### [SOURCE]
======

Ainsi, beaucoup scandaient un État démocratique, mais sans être conscient de ce que cela impliquait réellement. Dès lors qu’on rentrait dans les détails, à savoir les libertés individuelles incluant la liberté de conscience, ou l’égalité femmes-hommes, les positions se braquaient comme s’il s’agissait d’une trahison. Le sens erroné donné à la laïcité par les conservateurs continue de prévaloir. De plus, l’absence de lieux de publications spécialisées digne de ce nom renvoie ceux qui maîtrisent leur sujet vers des plateformes vulgarisées où ils ne rencontrent pas les bons lecteurs. Ils y sont, au mieux incompris, voire raillé ou accusé de toutes les déloyautés. 

L’Algérie et les défis liés aux enjeux géostratégiques en Méditerranée
Comment situer le pays dans la carte du monde ; celle du bassin méditerranéen pour commencer ? On qualifie souvent la diplomatie algérienne de sage. C’est sûrement vrai, et même trop si on observe les faits de près. En fait, l’Algérie brille surtout par son absence sur la scène internationale. Nous n’avons pratiquement que la Palestine à nous mettre sous la dent, et encore ! Nous accusons sur ce sujet le retard flagrant d’une lecture qui commence à dater. Ce qui permet à nos adversaires d’en jouer pour nous nuire.

======

### [EXTRAIT DE DONNÉES]
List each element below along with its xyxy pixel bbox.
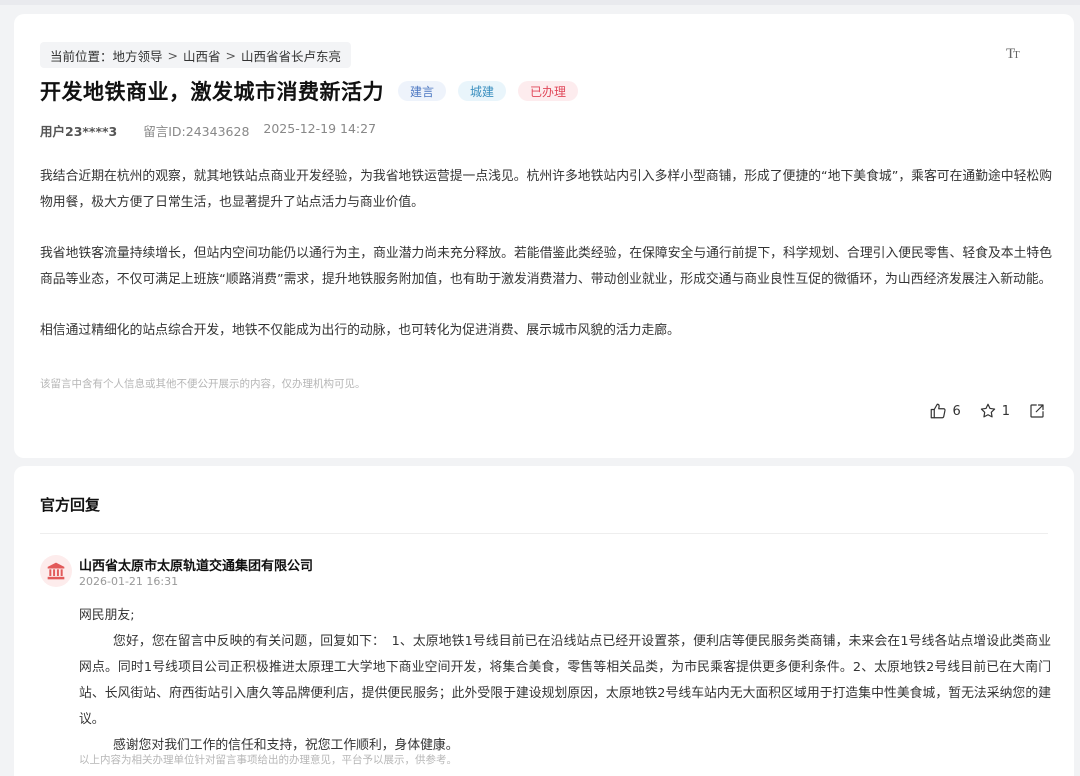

======

### [À COMPLÉTER]
1. Traduisez en anglais cette phrase du texte sur l’Algérie : « On qualifie souvent la diplomatie algérienne de sage. »
2. Rédigez la suite du texte sur l’Algérie en partant de sa dernière phrase.

### [CORRIGÉ DE L’EXERCICE]
1. Algerian diplomacy is often described as wise.

2.
Le libéralisme débridé a transformé la Méditerranée en bassin meurtrier où affluent des milliers de malheureux chassés de chez eux par les guerres et la faim. Mais il a aussi façonné certains pays en sentinelles grassement rémunérées pour garder la forteresse européenne. À la pointe de ce commerce d’esclavage moderne trône des pays comme la Turquie ou le Maroc. En plus des sommes considérables touchées annuellement, ou autres avantages, ces pays vont jusqu’à négocier des avancées territoriales en se livrant à un vertigineux chantage aux migrants. En mai dernier, l’Espagne a carrément qualifié l’arrivée sur son territoire de 8000 migrants d’agression marocaine. Le Makhzen voulant faire plier l’Espagne sur sa position jugée favorable au Sahara occidental. De même pour la Turquie accusée de monnayer la carte des migrants pour l’obtention d’un soutien européen en Syrie.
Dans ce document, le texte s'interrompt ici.